### Material to process ###

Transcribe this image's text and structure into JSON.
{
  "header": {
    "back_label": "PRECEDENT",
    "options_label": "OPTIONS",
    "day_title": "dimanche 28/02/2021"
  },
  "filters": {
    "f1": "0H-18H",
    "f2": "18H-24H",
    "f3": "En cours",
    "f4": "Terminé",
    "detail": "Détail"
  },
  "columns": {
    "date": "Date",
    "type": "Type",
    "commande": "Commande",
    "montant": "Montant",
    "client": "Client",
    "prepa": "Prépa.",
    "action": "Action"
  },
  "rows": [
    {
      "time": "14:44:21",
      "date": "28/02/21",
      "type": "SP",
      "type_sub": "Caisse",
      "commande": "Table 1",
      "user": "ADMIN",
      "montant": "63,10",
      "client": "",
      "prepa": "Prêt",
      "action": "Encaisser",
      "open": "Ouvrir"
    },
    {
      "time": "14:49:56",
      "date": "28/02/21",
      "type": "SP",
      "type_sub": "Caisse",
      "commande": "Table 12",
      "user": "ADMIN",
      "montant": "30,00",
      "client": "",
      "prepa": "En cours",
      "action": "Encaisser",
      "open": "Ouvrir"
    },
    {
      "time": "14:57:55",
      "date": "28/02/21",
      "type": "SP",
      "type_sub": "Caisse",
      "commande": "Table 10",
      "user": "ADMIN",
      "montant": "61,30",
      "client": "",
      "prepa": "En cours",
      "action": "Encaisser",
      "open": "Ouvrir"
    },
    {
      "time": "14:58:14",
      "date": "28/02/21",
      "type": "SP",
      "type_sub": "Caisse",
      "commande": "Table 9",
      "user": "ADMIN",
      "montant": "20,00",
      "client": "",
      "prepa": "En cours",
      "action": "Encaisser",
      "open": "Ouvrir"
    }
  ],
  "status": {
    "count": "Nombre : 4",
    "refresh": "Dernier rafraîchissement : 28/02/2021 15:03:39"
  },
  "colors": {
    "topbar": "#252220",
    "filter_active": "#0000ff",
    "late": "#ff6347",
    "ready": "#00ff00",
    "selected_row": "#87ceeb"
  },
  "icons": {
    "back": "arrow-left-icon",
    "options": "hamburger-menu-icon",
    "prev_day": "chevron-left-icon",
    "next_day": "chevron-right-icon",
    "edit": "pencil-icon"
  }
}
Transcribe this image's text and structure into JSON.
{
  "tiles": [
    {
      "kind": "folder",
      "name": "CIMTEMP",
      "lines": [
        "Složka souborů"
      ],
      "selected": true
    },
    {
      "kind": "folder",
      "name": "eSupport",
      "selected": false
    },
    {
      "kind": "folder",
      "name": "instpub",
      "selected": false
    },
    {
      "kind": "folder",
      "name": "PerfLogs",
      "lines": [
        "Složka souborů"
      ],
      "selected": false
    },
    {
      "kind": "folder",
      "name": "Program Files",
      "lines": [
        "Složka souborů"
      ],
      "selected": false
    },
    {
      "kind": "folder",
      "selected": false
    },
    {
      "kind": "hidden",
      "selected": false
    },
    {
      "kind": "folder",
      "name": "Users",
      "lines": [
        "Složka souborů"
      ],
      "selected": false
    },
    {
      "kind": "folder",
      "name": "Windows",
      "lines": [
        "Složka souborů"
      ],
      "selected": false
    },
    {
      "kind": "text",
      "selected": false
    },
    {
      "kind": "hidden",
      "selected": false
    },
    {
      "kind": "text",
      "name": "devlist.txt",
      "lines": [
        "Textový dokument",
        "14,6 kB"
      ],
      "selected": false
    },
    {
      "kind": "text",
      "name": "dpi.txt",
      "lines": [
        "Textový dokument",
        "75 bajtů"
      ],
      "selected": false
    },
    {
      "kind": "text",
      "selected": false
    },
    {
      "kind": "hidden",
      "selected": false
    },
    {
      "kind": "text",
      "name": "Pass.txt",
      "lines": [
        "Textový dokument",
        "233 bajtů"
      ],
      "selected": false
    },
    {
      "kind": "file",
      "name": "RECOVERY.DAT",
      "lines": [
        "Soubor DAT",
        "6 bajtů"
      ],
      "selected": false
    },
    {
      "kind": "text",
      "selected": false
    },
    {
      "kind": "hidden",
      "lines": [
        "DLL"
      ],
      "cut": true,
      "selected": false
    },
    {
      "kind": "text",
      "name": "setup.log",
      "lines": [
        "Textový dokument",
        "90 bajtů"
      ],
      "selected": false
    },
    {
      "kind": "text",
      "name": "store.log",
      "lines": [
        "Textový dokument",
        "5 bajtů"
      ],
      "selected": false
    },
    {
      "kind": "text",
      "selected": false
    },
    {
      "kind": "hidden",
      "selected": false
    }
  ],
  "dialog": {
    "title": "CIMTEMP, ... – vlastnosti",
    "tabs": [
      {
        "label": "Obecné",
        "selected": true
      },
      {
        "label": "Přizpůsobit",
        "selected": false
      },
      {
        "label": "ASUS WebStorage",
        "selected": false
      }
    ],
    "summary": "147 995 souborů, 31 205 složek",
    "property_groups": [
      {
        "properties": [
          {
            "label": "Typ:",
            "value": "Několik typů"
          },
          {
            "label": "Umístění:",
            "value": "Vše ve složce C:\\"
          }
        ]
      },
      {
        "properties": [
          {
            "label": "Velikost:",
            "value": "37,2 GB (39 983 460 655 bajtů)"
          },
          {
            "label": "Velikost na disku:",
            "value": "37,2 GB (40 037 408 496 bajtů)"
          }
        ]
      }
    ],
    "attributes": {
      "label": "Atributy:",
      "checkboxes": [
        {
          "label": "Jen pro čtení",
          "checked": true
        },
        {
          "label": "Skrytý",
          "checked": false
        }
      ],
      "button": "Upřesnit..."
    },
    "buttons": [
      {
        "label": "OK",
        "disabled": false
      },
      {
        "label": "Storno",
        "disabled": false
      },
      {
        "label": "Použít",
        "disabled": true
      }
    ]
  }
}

###

* [The request]: Please output the complete data exactly.

* [Output for this task]:
Transcribe this image's text and structure into JSON.
{
  "header": {
    "back_label": "PRECEDENT",
    "options_label": "OPTIONS",
    "day_title": "dimanche 28/02/2021"
  },
  "filters": {
    "f1": "0H-18H",
    "f2": "18H-24H",
    "f3": "En cours",
    "f4": "Terminé",
    "detail": "Détail"
  },
  "columns": {
    "date": "Date",
    "type": "Type",
    "commande": "Commande",
    "montant": "Montant",
    "client": "Client",
    "prepa": "Prépa.",
    "action": "Action"
  },
  "rows": [
    {
      "time": "14:44:21",
      "date": "28/02/21",
      "type": "SP",
      "type_sub": "Caisse",
      "commande": "Table 1",
      "user": "ADMIN",
      "montant": "63,10",
      "client": "",
      "prepa": "Prêt",
      "action": "Encaisser",
      "open": "Ouvrir"
    },
    {
      "time": "14:49:56",
      "date": "28/02/21",
      "type": "SP",
      "type_sub": "Caisse",
      "commande": "Table 12",
      "user": "ADMIN",
      "montant": "30,00",
      "client": "",
      "prepa": "En cours",
      "action": "Encaisser",
      "open": "Ouvrir"
    },
    {
      "time": "14:57:55",
      "date": "28/02/21",
      "type": "SP",
      "type_sub": "Caisse",
      "commande": "Table 10",
      "user": "ADMIN",
      "montant": "61,30",
      "client": "",
      "prepa": "En cours",
      "action": "Encaisser",
      "open": "Ouvrir"
    },
    {
      "time": "14:58:14",
      "date": "28/02/21",
      "type": "SP",
      "type_sub": "Caisse",
      "commande": "Table 9",
      "user": "ADMIN",
      "montant": "20,00",
      "client": "",
      "prepa": "En cours",
      "action": "Encaisser",
      "open": "Ouvrir"
    }
  ],
  "status": {
    "count": "Nombre : 4",
    "refresh": "Dernier rafraîchissement : 28/02/2021 15:03:39"
  },
  "colors": {
    "topbar": "#252220",
    "filter_active": "#0000ff",
    "late": "#ff6347",
    "ready": "#00ff00",
    "selected_row": "#87ceeb"
  },
  "icons": {
    "back": "arrow-left-icon",
    "options": "hamburger-menu-icon",
    "prev_day": "chevron-left-icon",
    "next_day": "chevron-right-icon",
    "edit": "pencil-icon"
  }
}
Transcribe this image's text and structure into JSON.
{
  "tiles": [
    {
      "kind": "folder",
      "name": "CIMTEMP",
      "lines": [
        "Složka souborů"
      ],
      "selected": true
    },
    {
      "kind": "folder",
      "name": "eSupport",
      "selected": false
    },
    {
      "kind": "folder",
      "name": "instpub",
      "selected": false
    },
    {
      "kind": "folder",
      "name": "PerfLogs",
      "lines": [
        "Složka souborů"
      ],
      "selected": false
    },
    {
      "kind": "folder",
      "name": "Program Files",
      "lines": [
        "Složka souborů"
      ],
      "selected": false
    },
    {
      "kind": "folder",
      "selected": false
    },
    {
      "kind": "hidden",
      "selected": false
    },
    {
      "kind": "folder",
      "name": "Users",
      "lines": [
        "Složka souborů"
      ],
      "selected": false
    },
    {
      "kind": "folder",
      "name": "Windows",
      "lines": [
        "Složka souborů"
      ],
      "selected": false
    },
    {
      "kind": "text",
      "selected": false
    },
    {
      "kind": "hidden",
      "selected": false
    },
    {
      "kind": "text",
      "name": "devlist.txt",
      "lines": [
        "Textový dokument",
        "14,6 kB"
      ],
      "selected": false
    },
    {
      "kind": "text",
      "name": "dpi.txt",
      "lines": [
        "Textový dokument",
        "75 bajtů"
      ],
      "selected": false
    },
    {
      "kind": "text",
      "selected": false
    },
    {
      "kind": "hidden",
      "selected": false
    },
    {
      "kind": "text",
      "name": "Pass.txt",
      "lines": [
        "Textový dokument",
        "233 bajtů"
      ],
      "selected": false
    },
    {
      "kind": "file",
      "name": "RECOVERY.DAT",
      "lines": [
        "Soubor DAT",
        "6 bajtů"
      ],
      "selected": false
    },
    {
      "kind": "text",
      "selected": false
    },
    {
      "kind": "hidden",
      "lines": [
        "DLL"
      ],
      "cut": true,
      "selected": false
    },
    {
      "kind": "text",
      "name": "setup.log",
      "lines": [
        "Textový dokument",
        "90 bajtů"
      ],
      "selected": false
    },
    {
      "kind": "text",
      "name": "store.log",
      "lines": [
        "Textový dokument",
        "5 bajtů"
      ],
      "selected": false
    },
    {
      "kind": "text",
      "selected": false
    },
    {
      "kind": "hidden",
      "selected": false
    }
  ],
  "dialog": {
    "title": "CIMTEMP, ... – vlastnosti",
    "tabs": [
      {
        "label": "Obecné",
        "selected": true
      },
      {
        "label": "Přizpůsobit",
        "selected": false
      },
      {
        "label": "ASUS WebStorage",
        "selected": false
      }
    ],
    "summary": "147 995 souborů, 31 205 složek",
    "property_groups": [
      {
        "properties": [
          {
            "label": "Typ:",
            "value": "Několik typů"
          },
          {
            "label": "Umístění:",
            "value": "Vše ve složce C:\\"
          }
        ]
      },
      {
        "properties": [
          {
            "label": "Velikost:",
            "value": "37,2 GB (39 983 460 655 bajtů)"
          },
          {
            "label": "Velikost na disku:",
            "value": "37,2 GB (40 037 408 496 bajtů)"
          }
        ]
      }
    ],
    "attributes": {
      "label": "Atributy:",
      "checkboxes": [
        {
          "label": "Jen pro čtení",
          "checked": true
        },
        {
          "label": "Skrytý",
          "checked": false
        }
      ],
      "button": "Upřesnit..."
    },
    "buttons": [
      {
        "label": "OK",
        "disabled": false
      },
      {
        "label": "Storno",
        "disabled": false
      },
      {
        "label": "Použít",
        "disabled": true
      }
    ]
  }
}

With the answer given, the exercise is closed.